(Source records):

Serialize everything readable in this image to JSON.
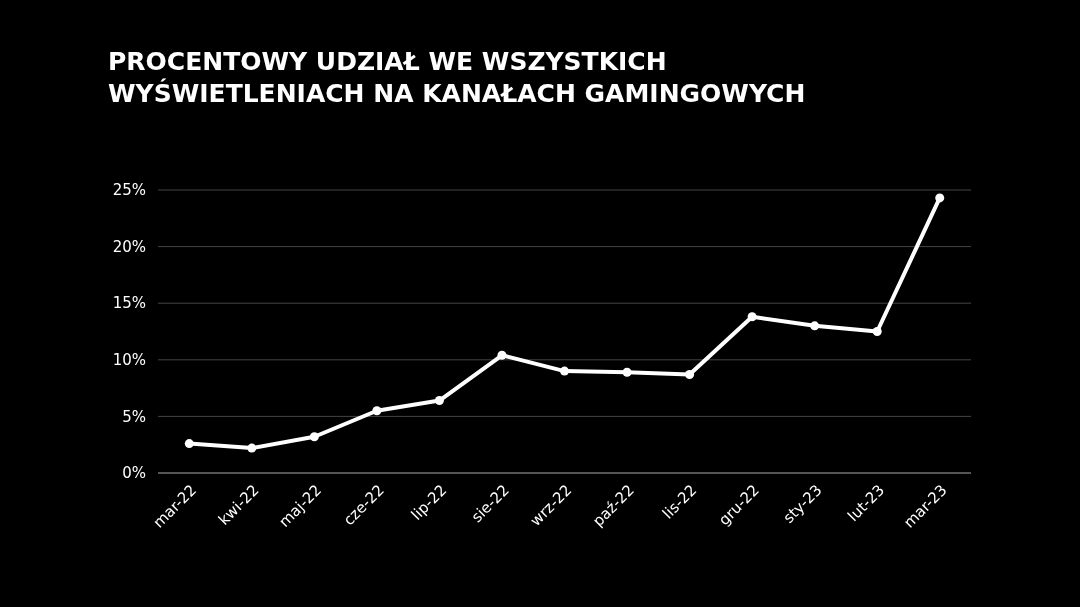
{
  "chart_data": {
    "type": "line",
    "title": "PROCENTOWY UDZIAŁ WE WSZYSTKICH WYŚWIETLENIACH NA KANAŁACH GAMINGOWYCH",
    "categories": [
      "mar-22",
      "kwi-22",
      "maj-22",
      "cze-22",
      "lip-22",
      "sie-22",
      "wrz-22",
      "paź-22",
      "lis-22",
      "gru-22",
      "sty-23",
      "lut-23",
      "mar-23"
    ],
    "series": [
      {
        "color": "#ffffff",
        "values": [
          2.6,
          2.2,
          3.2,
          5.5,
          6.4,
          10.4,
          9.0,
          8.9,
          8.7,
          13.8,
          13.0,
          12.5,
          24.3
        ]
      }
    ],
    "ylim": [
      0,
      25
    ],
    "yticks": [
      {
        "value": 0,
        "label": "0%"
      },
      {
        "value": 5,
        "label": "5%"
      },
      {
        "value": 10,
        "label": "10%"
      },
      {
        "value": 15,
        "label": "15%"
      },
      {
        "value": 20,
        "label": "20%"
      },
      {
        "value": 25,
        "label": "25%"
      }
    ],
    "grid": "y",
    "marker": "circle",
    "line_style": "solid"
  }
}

(Your instructions): State the number of lines in the preceding entries that include the word "label". Provide nothing else.

(Task output): 6